— START Data provided —
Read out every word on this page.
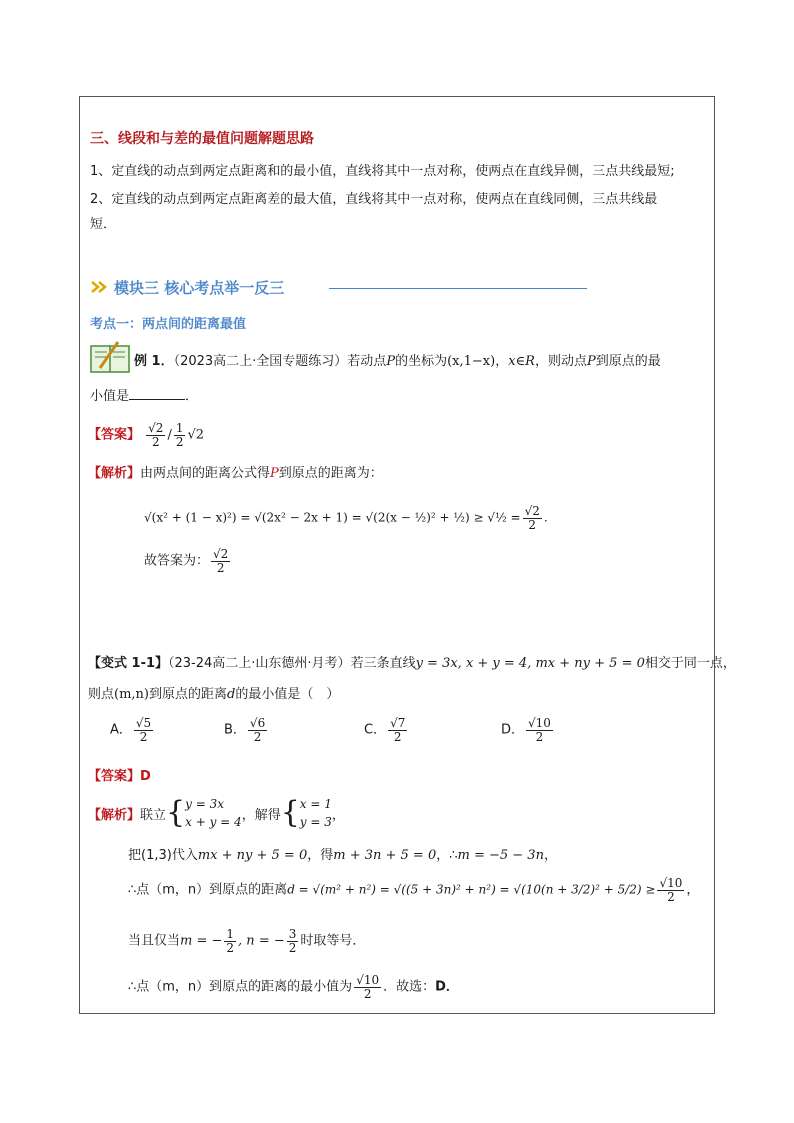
三、线段和与差的最值问题解题思路
1、定直线的动点到两定点距离和的最小值，直线将其中一点对称，使两点在直线异侧，三点共线最短;
2、定直线的动点到两定点距离差的最大值，直线将其中一点对称，使两点在直线同侧，三点共线最
短．
模块三 核心考点举一反三
考点一：两点间的距离最值
例 1．（2023高二上·全国专题练习）若动点P的坐标为(x,1−x)，x∈R，则动点P到原点的最
小值是	．
【答案】 $\frac{√2}{2} / \frac{1}{2} √2$
【解析】由两点间的距离公式得P到原点的距离为：
√(x² + (1 − x)²) = √(2x² − 2x + 1) = √(2(x − ½)² + ½) ≥ √½ = $\frac{√2}{2}$ .
故答案为： $\frac{√2}{2}$
【变式 1-1】（23-24高二上·山东德州·月考）若三条直线y = 3x, x + y = 4, mx + ny + 5 = 0相交于同一点，
则点(m,n)到原点的距离d的最小值是（　）
A． $\frac{√5}{2}$	B． $\frac{√6}{2}$	C． $\frac{√7}{2}$	D． $\frac{√10}{2}$
【答案】D
【解析】 联立 { y = 3x
x + y = 4 ，解得 { x = 1
y = 3 ，
把(1,3)代入mx + ny + 5 = 0，得m + 3n + 5 = 0，∴m = −5 − 3n，
∴点（m，n）到原点的距离$d = √(m^2 + n^2) = √((5 + 3n)^2 + n^2) = √(10(n + 3/2)^2 + 5/2) \ge \frac{√10}{2}$ ，
当且仅当m = − $\frac{1}{2}$ , n = − $\frac{3}{2}$ 时取等号．
∴点（m，n）到原点的距离的最小值为 $\frac{√10}{2}$ ．故选：D．
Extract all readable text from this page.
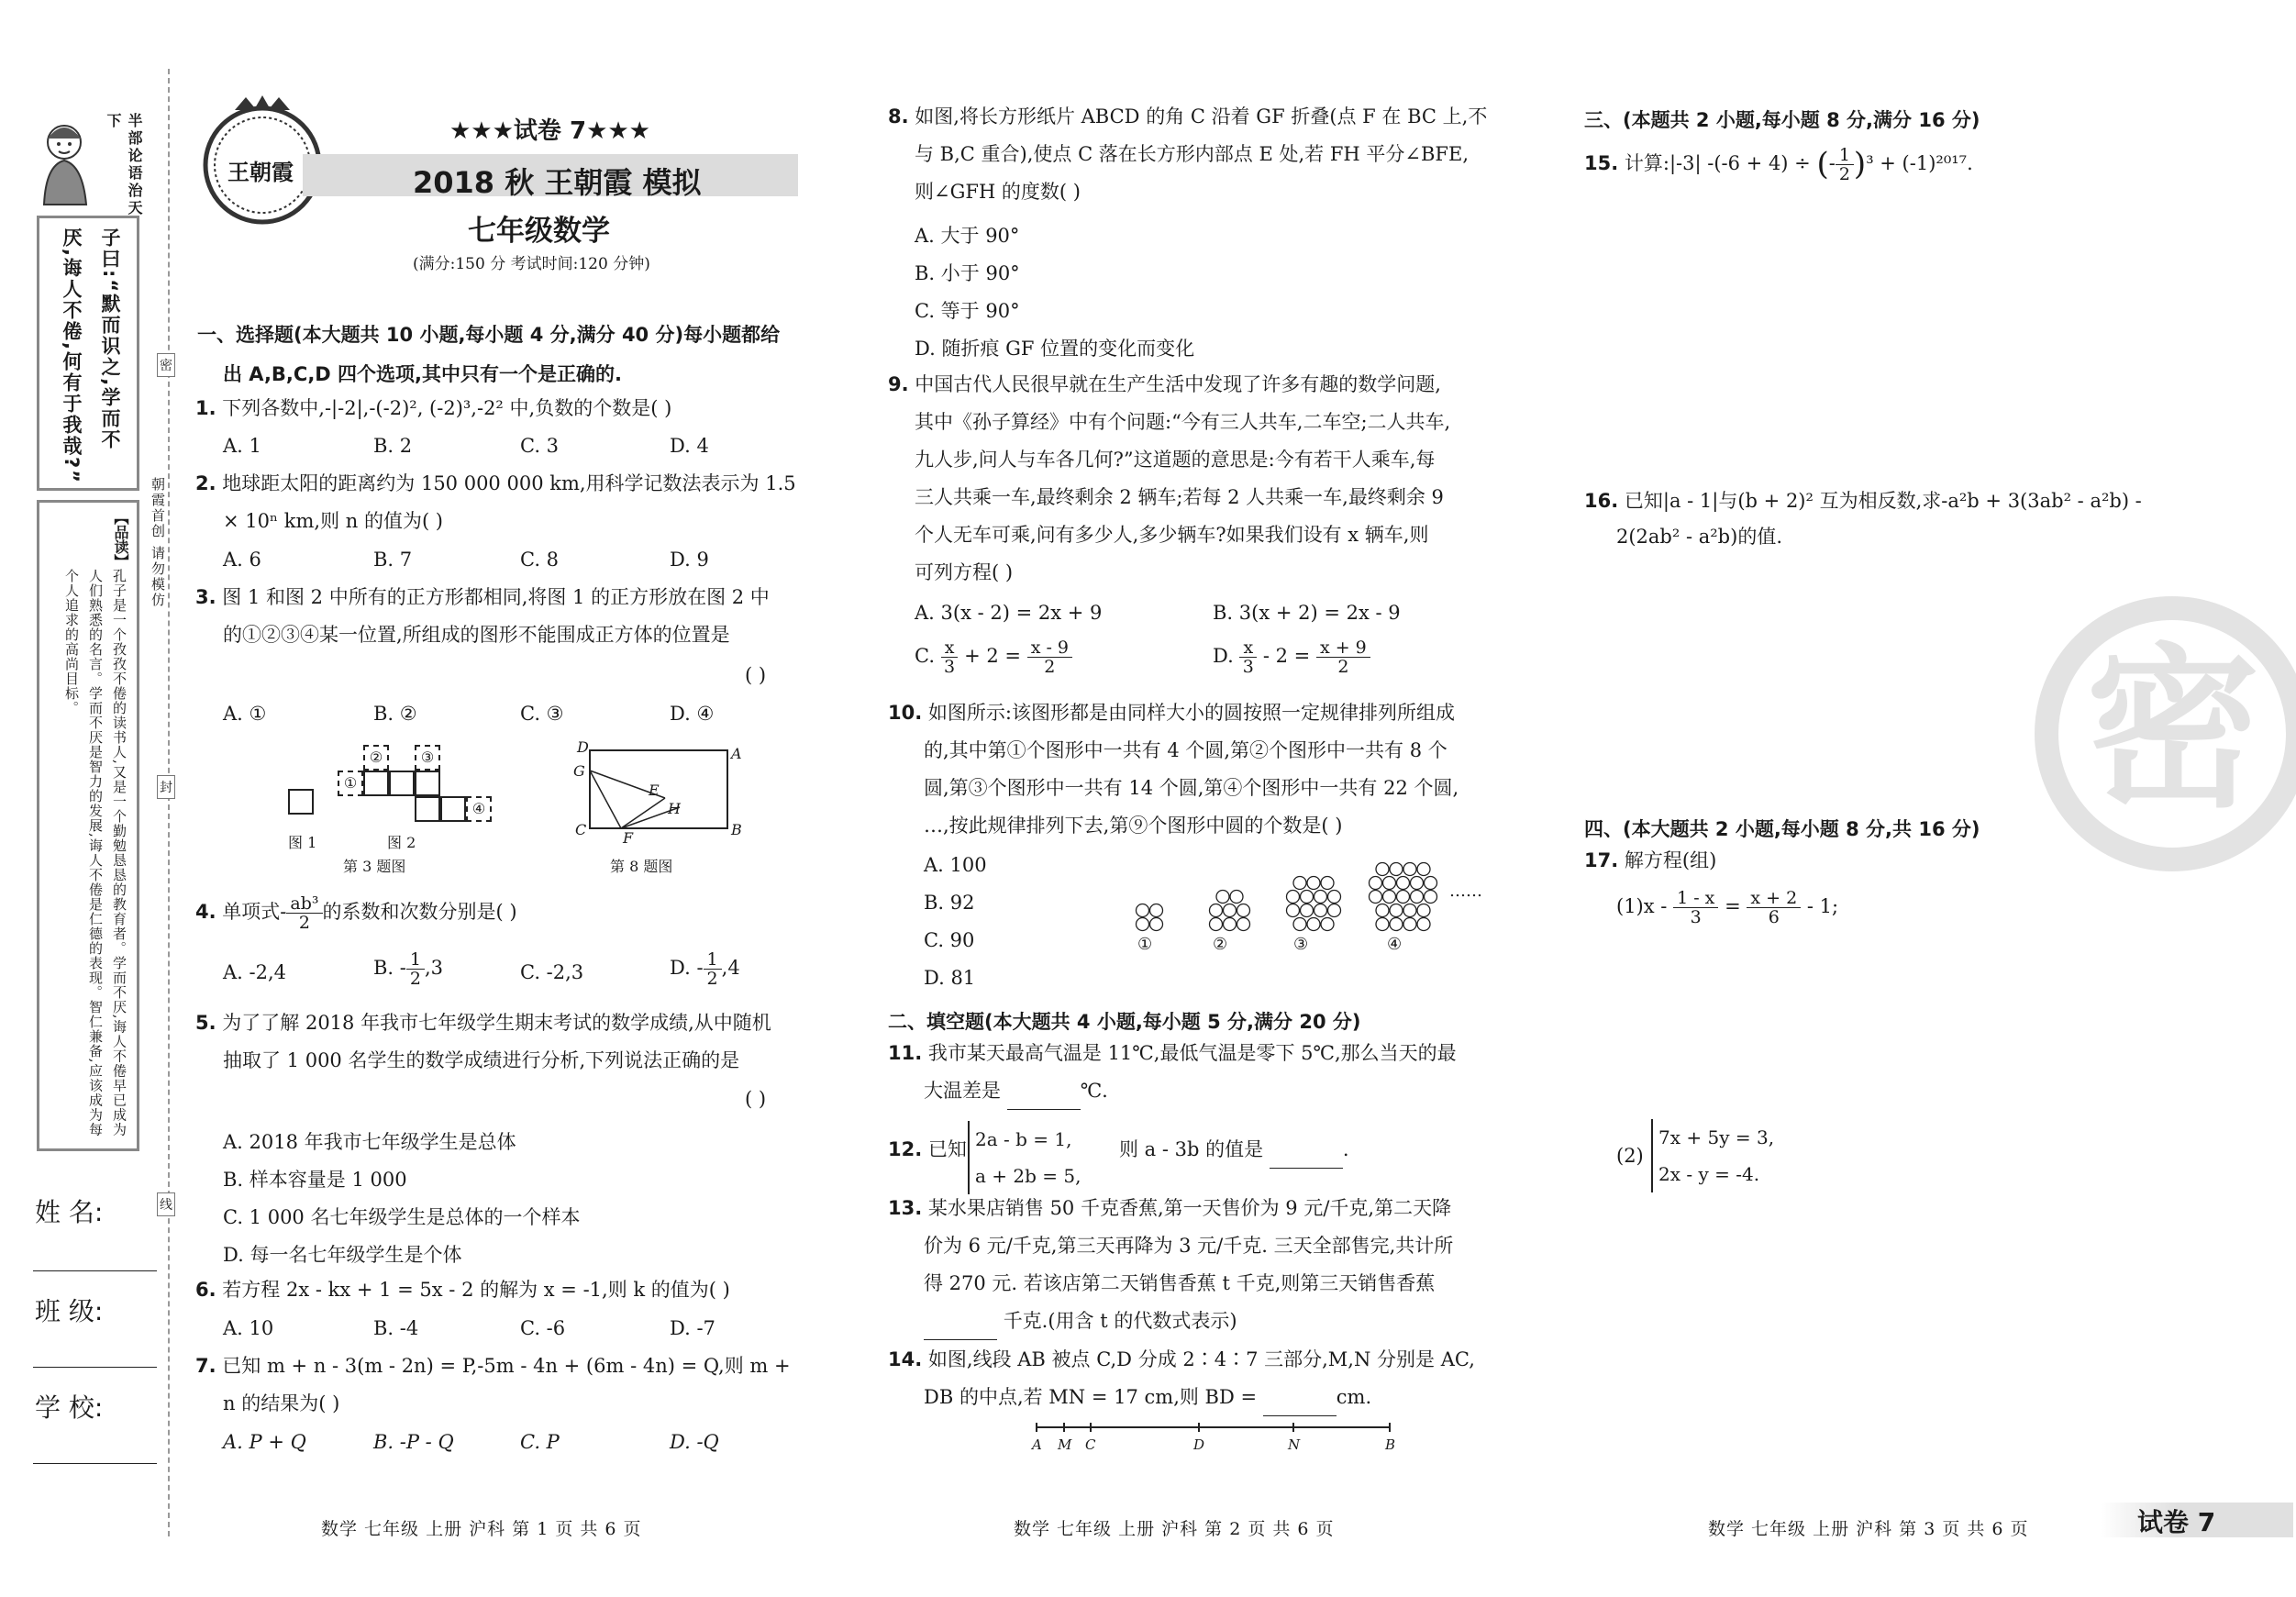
半部论语治天下
子曰:“默而识之,学而不
厌,诲人不倦,何有于我哉?”
【品读】
孔子是一个孜孜不倦的读书人,又是一个勤勉恳恳的教育者。学而不厌,诲人不倦早已成为人们熟悉的名言。学而不厌是智力的发展,诲人不倦是仁德的表现。智仁兼备,应该成为每个人追求的高尚目标。
朝霞首创 请勿模仿
密
封
线
姓 名:
班 级:
学 校:
王朝霞
★★★试卷 7★★★
2018 秋 王朝霞 模拟
七年级数学
(满分:150 分 考试时间:120 分钟)
一、选择题(本大题共 10 小题,每小题 4 分,满分 40 分)每小题都给
出 A,B,C,D 四个选项,其中只有一个是正确的.
1. 下列各数中,-|-2|,-(-2)², (-2)³,-2² 中,负数的个数是( )
A. 1	B. 2	C. 3	D. 4
2. 地球距太阳的距离约为 150 000 000 km,用科学记数法表示为 1.5
× 10ⁿ km,则 n 的值为( )
A. 6	B. 7	C. 8	D. 9
3. 图 1 和图 2 中所有的正方形都相同,将图 1 的正方形放在图 2 中
的①②③④某一位置,所组成的图形不能围成正方体的位置是
( )
A. ①	B. ②	C. ③	D. ④
①
②	③
④
图 1	图 2
第 3 题图
D	A
G
E
H
C F	B
第 8 题图
4. 单项式- $\frac{\text{ab³}}{2}$ 的系数和次数分别是( )
A. -2,4	B. - $\frac{1}{2} ,3$	C. -2,3	D. - $\frac{1}{2} ,4$
5. 为了了解 2018 年我市七年级学生期末考试的数学成绩,从中随机
抽取了 1 000 名学生的数学成绩进行分析,下列说法正确的是
( )
A. 2018 年我市七年级学生是总体
B. 样本容量是 1 000
C. 1 000 名七年级学生是总体的一个样本
D. 每一名七年级学生是个体
6. 若方程 2x - kx + 1 = 5x - 2 的解为 x = -1,则 k 的值为( )
A. 10	B. -4	C. -6	D. -7
7. 已知 m + n - 3(m - 2n) = P,-5m - 4n + (6m - 4n) = Q,则 m +
n 的结果为( )
A. P + Q	B. -P - Q	C. P	D. -Q
数学 七年级 上册 沪科 第 1 页 共 6 页
8. 如图,将长方形纸片 ABCD 的角 C 沿着 GF 折叠(点 F 在 BC 上,不
与 B,C 重合),使点 C 落在长方形内部点 E 处,若 FH 平分∠BFE,
则∠GFH 的度数( )
A. 大于 90°
B. 小于 90°
C. 等于 90°
D. 随折痕 GF 位置的变化而变化
9. 中国古代人民很早就在生产生活中发现了许多有趣的数学问题,
其中《孙子算经》中有个问题:“今有三人共车,二车空;二人共车,
九人步,问人与车各几何?”这道题的意思是:今有若干人乘车,每
三人共乘一车,最终剩余 2 辆车;若每 2 人共乘一车,最终剩余 9
个人无车可乘,问有多少人,多少辆车?如果我们设有 x 辆车,则
可列方程( )
A. 3(x - 2) = 2x + 9	B. 3(x + 2) = 2x - 9
C. $\frac{x}{3} + 2 = \frac{x - 9}{2}$	D. $\frac{x}{3} - 2 = \frac{x + 9}{2}$
10. 如图所示:该图形都是由同样大小的圆按照一定规律排列所组成
的,其中第①个图形中一共有 4 个圆,第②个图形中一共有 8 个
圆,第③个图形中一共有 14 个圆,第④个图形中一共有 22 个圆,
…,按此规律排列下去,第⑨个图形中圆的个数是( )
A. 100
B. 92
C. 90
D. 81
①	②	③	④
……
二、填空题(本大题共 4 小题,每小题 5 分,满分 20 分)
11. 我市某天最高气温是 11℃,最低气温是零下 5℃,那么当天的最
大温差是	℃.
12. 已知 2a - b = 1,
a + 2b = 5,
则 a - 3b 的值是	.
13. 某水果店销售 50 千克香蕉,第一天售价为 9 元/千克,第二天降
价为 6 元/千克,第三天再降为 3 元/千克. 三天全部售完,共计所
得 270 元. 若该店第二天销售香蕉 t 千克,则第三天销售香蕉
千克.(用含 t 的代数式表示)
14. 如图,线段 AB 被点 C,D 分成 2∶4∶7 三部分,M,N 分别是 AC,
DB 的中点,若 MN = 17 cm,则 BD =	cm.
A M C	D	N	B
数学 七年级 上册 沪科 第 2 页 共 6 页
三、(本题共 2 小题,每小题 8 分,满分 16 分)
15. 计算:|-3| -(-6 + 4) ÷ (- $\frac{1}{2} )^3 + (-1)^{2017}$.
16. 已知|a - 1|与(b + 2)² 互为相反数,求-a²b + 3(3ab² - a²b) -
2(2ab² - a²b)的值.
密
四、(本大题共 2 小题,每小题 8 分,共 16 分)
17. 解方程(组)
$(1)x - \frac{1 - x}{3} = \frac{x + 2}{6} - 1$;
(2)
7x + 5y = 3,
2x - y = -4.
数学 七年级 上册 沪科 第 3 页 共 6 页	试卷 7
— END Data provided —
■ Stated exercise ■
Omitting all images, print the listing exactly.

■ Output below ■
Read out every word on this page.
三、线段和与差的最值问题解题思路
1、定直线的动点到两定点距离和的最小值，直线将其中一点对称，使两点在直线异侧，三点共线最短;
2、定直线的动点到两定点距离差的最大值，直线将其中一点对称，使两点在直线同侧，三点共线最
短．
模块三 核心考点举一反三
考点一：两点间的距离最值
例 1．（2023高二上·全国专题练习）若动点P的坐标为(x,1−x)，x∈R，则动点P到原点的最
小值是	．
【答案】 $\frac{√2}{2} / \frac{1}{2} √2$
【解析】由两点间的距离公式得P到原点的距离为：
√(x² + (1 − x)²) = √(2x² − 2x + 1) = √(2(x − ½)² + ½) ≥ √½ = $\frac{√2}{2}$ .
故答案为： $\frac{√2}{2}$
【变式 1-1】（23-24高二上·山东德州·月考）若三条直线y = 3x, x + y = 4, mx + ny + 5 = 0相交于同一点，
则点(m,n)到原点的距离d的最小值是（　）
A． $\frac{√5}{2}$	B． $\frac{√6}{2}$	C． $\frac{√7}{2}$	D． $\frac{√10}{2}$
【答案】D
【解析】 联立 { y = 3x
x + y = 4 ，解得 { x = 1
y = 3 ，
把(1,3)代入mx + ny + 5 = 0，得m + 3n + 5 = 0，∴m = −5 − 3n，
∴点（m，n）到原点的距离$d = √(m^2 + n^2) = √((5 + 3n)^2 + n^2) = √(10(n + 3/2)^2 + 5/2) \ge \frac{√10}{2}$ ，
当且仅当m = − $\frac{1}{2}$ , n = − $\frac{3}{2}$ 时取等号．
∴点（m，n）到原点的距离的最小值为 $\frac{√10}{2}$ ．故选：D．
Extract all readable text from this page.
半部论语治天下
子曰:“默而识之,学而不
厌,诲人不倦,何有于我哉?”
【品读】
孔子是一个孜孜不倦的读书人,又是一个勤勉恳恳的教育者。学而不厌,诲人不倦早已成为人们熟悉的名言。学而不厌是智力的发展,诲人不倦是仁德的表现。智仁兼备,应该成为每个人追求的高尚目标。
朝霞首创 请勿模仿
密
封
线
姓 名:
班 级:
学 校:
王朝霞
★★★试卷 7★★★
2018 秋 王朝霞 模拟
七年级数学
(满分:150 分 考试时间:120 分钟)
一、选择题(本大题共 10 小题,每小题 4 分,满分 40 分)每小题都给
出 A,B,C,D 四个选项,其中只有一个是正确的.
1. 下列各数中,-|-2|,-(-2)², (-2)³,-2² 中,负数的个数是( )
A. 1	B. 2	C. 3	D. 4
2. 地球距太阳的距离约为 150 000 000 km,用科学记数法表示为 1.5
× 10ⁿ km,则 n 的值为( )
A. 6	B. 7	C. 8	D. 9
3. 图 1 和图 2 中所有的正方形都相同,将图 1 的正方形放在图 2 中
的①②③④某一位置,所组成的图形不能围成正方体的位置是
( )
A. ①	B. ②	C. ③	D. ④
①
②	③
④
图 1	图 2
第 3 题图
D	A
G
E
H
C F	B
第 8 题图
4. 单项式- $\frac{\text{ab³}}{2}$ 的系数和次数分别是( )
A. -2,4	B. - $\frac{1}{2} ,3$	C. -2,3	D. - $\frac{1}{2} ,4$
5. 为了了解 2018 年我市七年级学生期末考试的数学成绩,从中随机
抽取了 1 000 名学生的数学成绩进行分析,下列说法正确的是
( )
A. 2018 年我市七年级学生是总体
B. 样本容量是 1 000
C. 1 000 名七年级学生是总体的一个样本
D. 每一名七年级学生是个体
6. 若方程 2x - kx + 1 = 5x - 2 的解为 x = -1,则 k 的值为( )
A. 10	B. -4	C. -6	D. -7
7. 已知 m + n - 3(m - 2n) = P,-5m - 4n + (6m - 4n) = Q,则 m +
n 的结果为( )
A. P + Q	B. -P - Q	C. P	D. -Q
数学 七年级 上册 沪科 第 1 页 共 6 页
8. 如图,将长方形纸片 ABCD 的角 C 沿着 GF 折叠(点 F 在 BC 上,不
与 B,C 重合),使点 C 落在长方形内部点 E 处,若 FH 平分∠BFE,
则∠GFH 的度数( )
A. 大于 90°
B. 小于 90°
C. 等于 90°
D. 随折痕 GF 位置的变化而变化
9. 中国古代人民很早就在生产生活中发现了许多有趣的数学问题,
其中《孙子算经》中有个问题:“今有三人共车,二车空;二人共车,
九人步,问人与车各几何?”这道题的意思是:今有若干人乘车,每
三人共乘一车,最终剩余 2 辆车;若每 2 人共乘一车,最终剩余 9
个人无车可乘,问有多少人,多少辆车?如果我们设有 x 辆车,则
可列方程( )
A. 3(x - 2) = 2x + 9	B. 3(x + 2) = 2x - 9
C. $\frac{x}{3} + 2 = \frac{x - 9}{2}$	D. $\frac{x}{3} - 2 = \frac{x + 9}{2}$
10. 如图所示:该图形都是由同样大小的圆按照一定规律排列所组成
的,其中第①个图形中一共有 4 个圆,第②个图形中一共有 8 个
圆,第③个图形中一共有 14 个圆,第④个图形中一共有 22 个圆,
…,按此规律排列下去,第⑨个图形中圆的个数是( )
A. 100
B. 92
C. 90
D. 81
①	②	③	④
……
二、填空题(本大题共 4 小题,每小题 5 分,满分 20 分)
11. 我市某天最高气温是 11℃,最低气温是零下 5℃,那么当天的最
大温差是	℃.
12. 已知 2a - b = 1,
a + 2b = 5,
则 a - 3b 的值是	.
13. 某水果店销售 50 千克香蕉,第一天售价为 9 元/千克,第二天降
价为 6 元/千克,第三天再降为 3 元/千克. 三天全部售完,共计所
得 270 元. 若该店第二天销售香蕉 t 千克,则第三天销售香蕉
千克.(用含 t 的代数式表示)
14. 如图,线段 AB 被点 C,D 分成 2∶4∶7 三部分,M,N 分别是 AC,
DB 的中点,若 MN = 17 cm,则 BD =	cm.
A M C	D	N	B
数学 七年级 上册 沪科 第 2 页 共 6 页
三、(本题共 2 小题,每小题 8 分,满分 16 分)
15. 计算:|-3| -(-6 + 4) ÷ (- $\frac{1}{2} )^3 + (-1)^{2017}$.
16. 已知|a - 1|与(b + 2)² 互为相反数,求-a²b + 3(3ab² - a²b) -
2(2ab² - a²b)的值.
密
四、(本大题共 2 小题,每小题 8 分,共 16 分)
17. 解方程(组)
$(1)x - \frac{1 - x}{3} = \frac{x + 2}{6} - 1$;
(2)
7x + 5y = 3,
2x - y = -4.
数学 七年级 上册 沪科 第 3 页 共 6 页	试卷 7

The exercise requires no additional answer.